▶ [WHAT YOU NEED TO DO]: Count the lines that include the string "Hawaii", and give only that number.

BEGIN GIVEN RECORDS

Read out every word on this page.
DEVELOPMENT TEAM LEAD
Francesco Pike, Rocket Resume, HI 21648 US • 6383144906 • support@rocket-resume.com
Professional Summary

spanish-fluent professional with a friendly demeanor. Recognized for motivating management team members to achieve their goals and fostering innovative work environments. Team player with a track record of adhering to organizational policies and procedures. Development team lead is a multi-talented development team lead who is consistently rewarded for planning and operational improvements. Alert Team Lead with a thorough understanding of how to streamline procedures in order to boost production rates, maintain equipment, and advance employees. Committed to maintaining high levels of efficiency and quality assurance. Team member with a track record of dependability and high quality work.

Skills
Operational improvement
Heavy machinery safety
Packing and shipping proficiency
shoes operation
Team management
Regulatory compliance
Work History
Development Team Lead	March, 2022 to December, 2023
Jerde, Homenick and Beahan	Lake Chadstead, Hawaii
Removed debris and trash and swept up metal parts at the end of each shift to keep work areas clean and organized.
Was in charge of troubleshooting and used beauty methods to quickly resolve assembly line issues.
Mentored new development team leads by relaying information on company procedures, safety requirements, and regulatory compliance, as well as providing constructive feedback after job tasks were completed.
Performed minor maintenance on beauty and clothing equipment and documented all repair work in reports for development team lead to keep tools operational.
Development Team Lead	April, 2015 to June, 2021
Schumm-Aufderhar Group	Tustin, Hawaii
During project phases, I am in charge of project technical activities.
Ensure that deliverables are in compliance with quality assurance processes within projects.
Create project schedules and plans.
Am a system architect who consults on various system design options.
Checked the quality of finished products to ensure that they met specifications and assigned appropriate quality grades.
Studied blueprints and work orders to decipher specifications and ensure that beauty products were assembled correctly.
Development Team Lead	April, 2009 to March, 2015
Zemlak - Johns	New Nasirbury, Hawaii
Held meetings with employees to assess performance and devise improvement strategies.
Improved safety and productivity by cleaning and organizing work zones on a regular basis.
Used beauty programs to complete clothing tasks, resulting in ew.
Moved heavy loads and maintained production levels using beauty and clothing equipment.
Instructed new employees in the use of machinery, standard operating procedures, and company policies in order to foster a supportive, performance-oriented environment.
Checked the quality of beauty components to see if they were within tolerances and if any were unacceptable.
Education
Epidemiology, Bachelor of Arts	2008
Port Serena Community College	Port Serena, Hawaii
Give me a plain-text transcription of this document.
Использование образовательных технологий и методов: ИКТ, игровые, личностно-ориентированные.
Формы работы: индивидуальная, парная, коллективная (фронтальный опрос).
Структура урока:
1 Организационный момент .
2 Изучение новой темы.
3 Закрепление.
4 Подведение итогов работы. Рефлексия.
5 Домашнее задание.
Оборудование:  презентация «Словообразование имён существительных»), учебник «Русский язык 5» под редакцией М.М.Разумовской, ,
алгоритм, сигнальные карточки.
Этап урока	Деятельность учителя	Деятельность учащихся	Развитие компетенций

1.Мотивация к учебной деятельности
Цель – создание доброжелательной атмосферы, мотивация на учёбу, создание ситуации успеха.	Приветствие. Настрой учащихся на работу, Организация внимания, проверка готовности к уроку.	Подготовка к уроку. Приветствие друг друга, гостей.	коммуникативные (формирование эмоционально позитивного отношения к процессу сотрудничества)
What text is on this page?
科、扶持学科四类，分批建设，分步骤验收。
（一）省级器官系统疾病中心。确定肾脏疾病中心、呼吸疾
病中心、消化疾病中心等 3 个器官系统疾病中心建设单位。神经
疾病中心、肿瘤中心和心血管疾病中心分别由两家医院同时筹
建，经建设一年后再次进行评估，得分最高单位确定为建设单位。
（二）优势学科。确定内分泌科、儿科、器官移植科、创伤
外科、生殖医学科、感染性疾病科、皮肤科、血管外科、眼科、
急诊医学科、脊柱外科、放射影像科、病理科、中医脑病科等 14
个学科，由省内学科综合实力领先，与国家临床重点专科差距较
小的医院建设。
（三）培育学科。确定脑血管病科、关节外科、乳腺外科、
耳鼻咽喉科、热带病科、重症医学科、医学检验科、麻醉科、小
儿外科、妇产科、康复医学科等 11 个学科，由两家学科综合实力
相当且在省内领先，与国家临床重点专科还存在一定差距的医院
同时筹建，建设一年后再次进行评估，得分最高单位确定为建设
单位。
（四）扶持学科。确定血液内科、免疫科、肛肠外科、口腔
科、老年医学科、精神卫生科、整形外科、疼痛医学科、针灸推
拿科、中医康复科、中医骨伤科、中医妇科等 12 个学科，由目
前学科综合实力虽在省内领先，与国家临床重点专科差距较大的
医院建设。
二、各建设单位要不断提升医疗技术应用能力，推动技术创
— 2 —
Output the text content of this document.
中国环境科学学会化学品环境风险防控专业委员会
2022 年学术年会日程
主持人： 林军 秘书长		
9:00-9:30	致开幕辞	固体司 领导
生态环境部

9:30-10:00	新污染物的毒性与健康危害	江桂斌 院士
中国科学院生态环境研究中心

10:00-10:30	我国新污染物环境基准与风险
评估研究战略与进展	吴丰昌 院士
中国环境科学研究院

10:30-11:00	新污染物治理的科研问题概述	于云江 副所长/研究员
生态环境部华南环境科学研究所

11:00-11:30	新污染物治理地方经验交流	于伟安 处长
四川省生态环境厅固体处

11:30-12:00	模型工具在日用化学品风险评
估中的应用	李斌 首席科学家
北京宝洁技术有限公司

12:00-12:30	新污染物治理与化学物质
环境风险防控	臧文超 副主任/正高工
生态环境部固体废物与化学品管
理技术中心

END GIVEN RECORDS

▶ [SOLVED EXERCISE]: 4